* Work required *
Reproduce every line of the material below, but drop the pictures.

═════ Records for the exercise ═════

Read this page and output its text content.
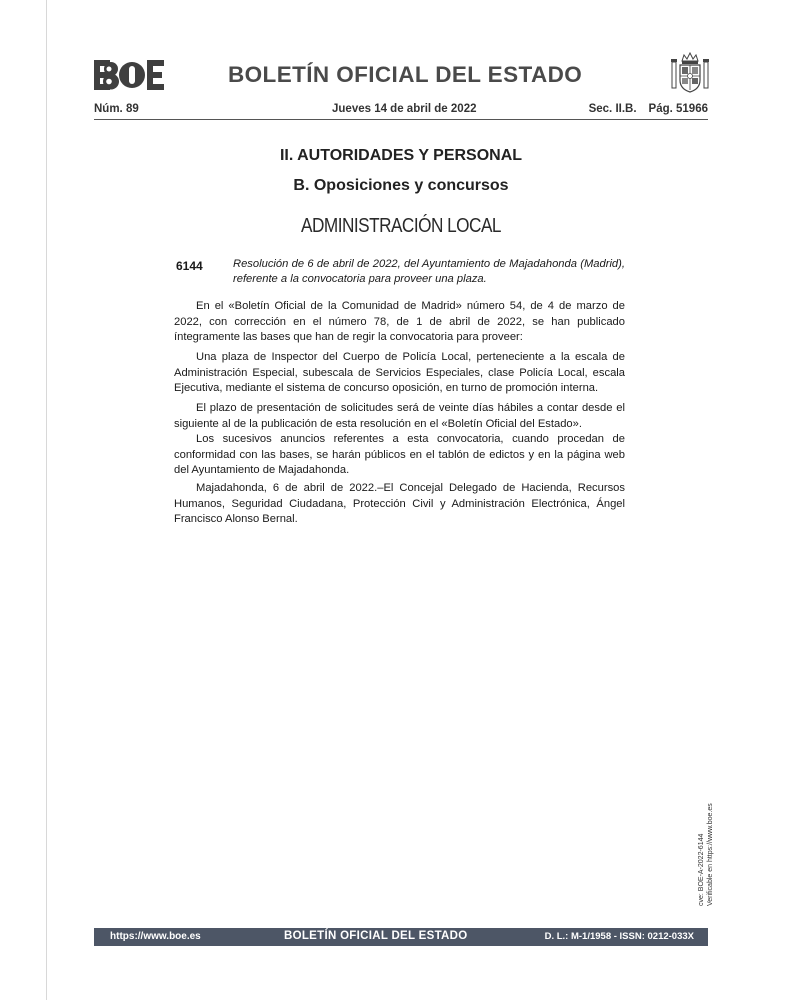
BOLETÍN OFICIAL DEL ESTADO
Núm. 89	Jueves 14 de abril de 2022	Sec. II.B. Pág. 51966
II. AUTORIDADES Y PERSONAL
B. Oposiciones y concursos
ADMINISTRACIÓN LOCAL
6144	Resolución de 6 de abril de 2022, del Ayuntamiento de Majadahonda (Madrid), referente a la convocatoria para proveer una plaza.

En el «Boletín Oficial de la Comunidad de Madrid» número 54, de 4 de marzo de 2022, con corrección en el número 78, de 1 de abril de 2022, se han publicado íntegramente las bases que han de regir la convocatoria para proveer:

Una plaza de Inspector del Cuerpo de Policía Local, perteneciente a la escala de Administración Especial, subescala de Servicios Especiales, clase Policía Local, escala Ejecutiva, mediante el sistema de concurso oposición, en turno de promoción interna.

El plazo de presentación de solicitudes será de veinte días hábiles a contar desde el siguiente al de la publicación de esta resolución en el «Boletín Oficial del Estado».

Los sucesivos anuncios referentes a esta convocatoria, cuando procedan de conformidad con las bases, se harán públicos en el tablón de edictos y en la página web del Ayuntamiento de Majadahonda.

Majadahonda, 6 de abril de 2022.–El Concejal Delegado de Hacienda, Recursos Humanos, Seguridad Ciudadana, Protección Civil y Administración Electrónica, Ángel Francisco Alonso Bernal.

cve: BOE-A-2022-6144 Verificable en https://www.boe.es
https://www.boe.es	BOLETÍN OFICIAL DEL ESTADO	D. L.: M-1/1958 - ISSN: 0212-033X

═════

* Exercise output *
Read this page and output its text content.
BOLETÍN OFICIAL DEL ESTADO
Núm. 89	Jueves 14 de abril de 2022	Sec. II.B. Pág. 51966
II. AUTORIDADES Y PERSONAL
B. Oposiciones y concursos
ADMINISTRACIÓN LOCAL
6144	Resolución de 6 de abril de 2022, del Ayuntamiento de Majadahonda (Madrid), referente a la convocatoria para proveer una plaza.

En el «Boletín Oficial de la Comunidad de Madrid» número 54, de 4 de marzo de 2022, con corrección en el número 78, de 1 de abril de 2022, se han publicado íntegramente las bases que han de regir la convocatoria para proveer:

Una plaza de Inspector del Cuerpo de Policía Local, perteneciente a la escala de Administración Especial, subescala de Servicios Especiales, clase Policía Local, escala Ejecutiva, mediante el sistema de concurso oposición, en turno de promoción interna.

El plazo de presentación de solicitudes será de veinte días hábiles a contar desde el siguiente al de la publicación de esta resolución en el «Boletín Oficial del Estado».

Los sucesivos anuncios referentes a esta convocatoria, cuando procedan de conformidad con las bases, se harán públicos en el tablón de edictos y en la página web del Ayuntamiento de Majadahonda.

Majadahonda, 6 de abril de 2022.–El Concejal Delegado de Hacienda, Recursos Humanos, Seguridad Ciudadana, Protección Civil y Administración Electrónica, Ángel Francisco Alonso Bernal.

cve: BOE-A-2022-6144 Verificable en https://www.boe.es
https://www.boe.es	BOLETÍN OFICIAL DEL ESTADO	D. L.: M-1/1958 - ISSN: 0212-033X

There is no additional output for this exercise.